— TASK TO COMPLETE —
Rewrite the lines between the one holding "channel-upper — [0, 0, 1266, 375]" and the one holding "x-tick-label: 03.2022 — [375, 702, 412, 713]", inclusive, with "event-label" replaced by "event-name" and everything else unchanged. Give only those lines.

▬▬▬▬▬▬▬▬▬▬

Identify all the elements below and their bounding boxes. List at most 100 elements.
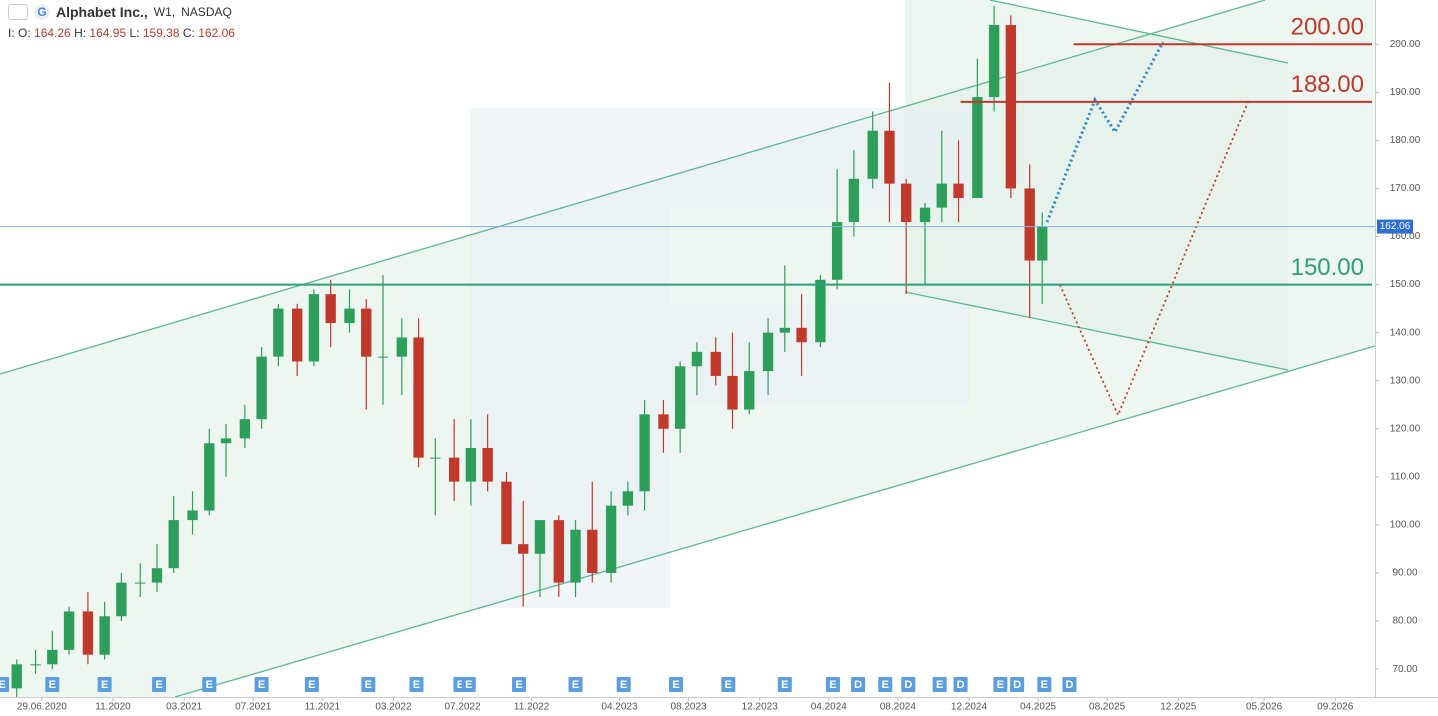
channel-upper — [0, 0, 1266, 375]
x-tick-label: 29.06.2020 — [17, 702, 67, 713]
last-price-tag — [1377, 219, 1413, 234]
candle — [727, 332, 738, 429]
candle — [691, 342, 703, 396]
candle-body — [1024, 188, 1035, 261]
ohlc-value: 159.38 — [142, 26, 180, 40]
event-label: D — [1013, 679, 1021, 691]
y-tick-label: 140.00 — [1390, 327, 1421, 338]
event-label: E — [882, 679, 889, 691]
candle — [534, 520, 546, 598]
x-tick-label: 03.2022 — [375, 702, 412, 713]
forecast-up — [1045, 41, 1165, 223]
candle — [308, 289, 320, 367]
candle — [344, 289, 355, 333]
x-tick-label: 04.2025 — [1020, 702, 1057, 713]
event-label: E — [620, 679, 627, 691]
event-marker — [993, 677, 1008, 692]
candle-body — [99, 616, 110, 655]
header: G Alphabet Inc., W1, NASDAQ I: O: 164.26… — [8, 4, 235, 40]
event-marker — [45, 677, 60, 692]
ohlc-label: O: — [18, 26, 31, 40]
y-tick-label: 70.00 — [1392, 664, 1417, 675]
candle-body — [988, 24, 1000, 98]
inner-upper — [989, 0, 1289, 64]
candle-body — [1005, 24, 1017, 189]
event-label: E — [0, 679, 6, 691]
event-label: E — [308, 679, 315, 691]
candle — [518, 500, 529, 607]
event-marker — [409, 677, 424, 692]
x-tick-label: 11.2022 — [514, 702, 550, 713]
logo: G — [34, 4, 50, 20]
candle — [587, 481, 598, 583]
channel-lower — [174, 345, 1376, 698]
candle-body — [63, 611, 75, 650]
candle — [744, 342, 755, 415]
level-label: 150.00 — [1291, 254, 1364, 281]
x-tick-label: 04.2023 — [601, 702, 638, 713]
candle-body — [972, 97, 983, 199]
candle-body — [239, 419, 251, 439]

▬▬▬▬▬▬▬▬▬▬

— FINAL RESULT —
channel-upper — [0, 0, 1266, 375]
x-tick-label: 29.06.2020 — [17, 702, 67, 713]
last-price-tag — [1377, 219, 1413, 234]
candle — [727, 332, 738, 429]
candle — [691, 342, 703, 396]
candle-body — [1024, 188, 1035, 261]
ohlc-value: 159.38 — [142, 26, 180, 40]
event-name: D — [1013, 679, 1021, 691]
y-tick-label: 140.00 — [1390, 327, 1421, 338]
event-name: E — [882, 679, 889, 691]
candle — [534, 520, 546, 598]
x-tick-label: 03.2022 — [375, 702, 412, 713]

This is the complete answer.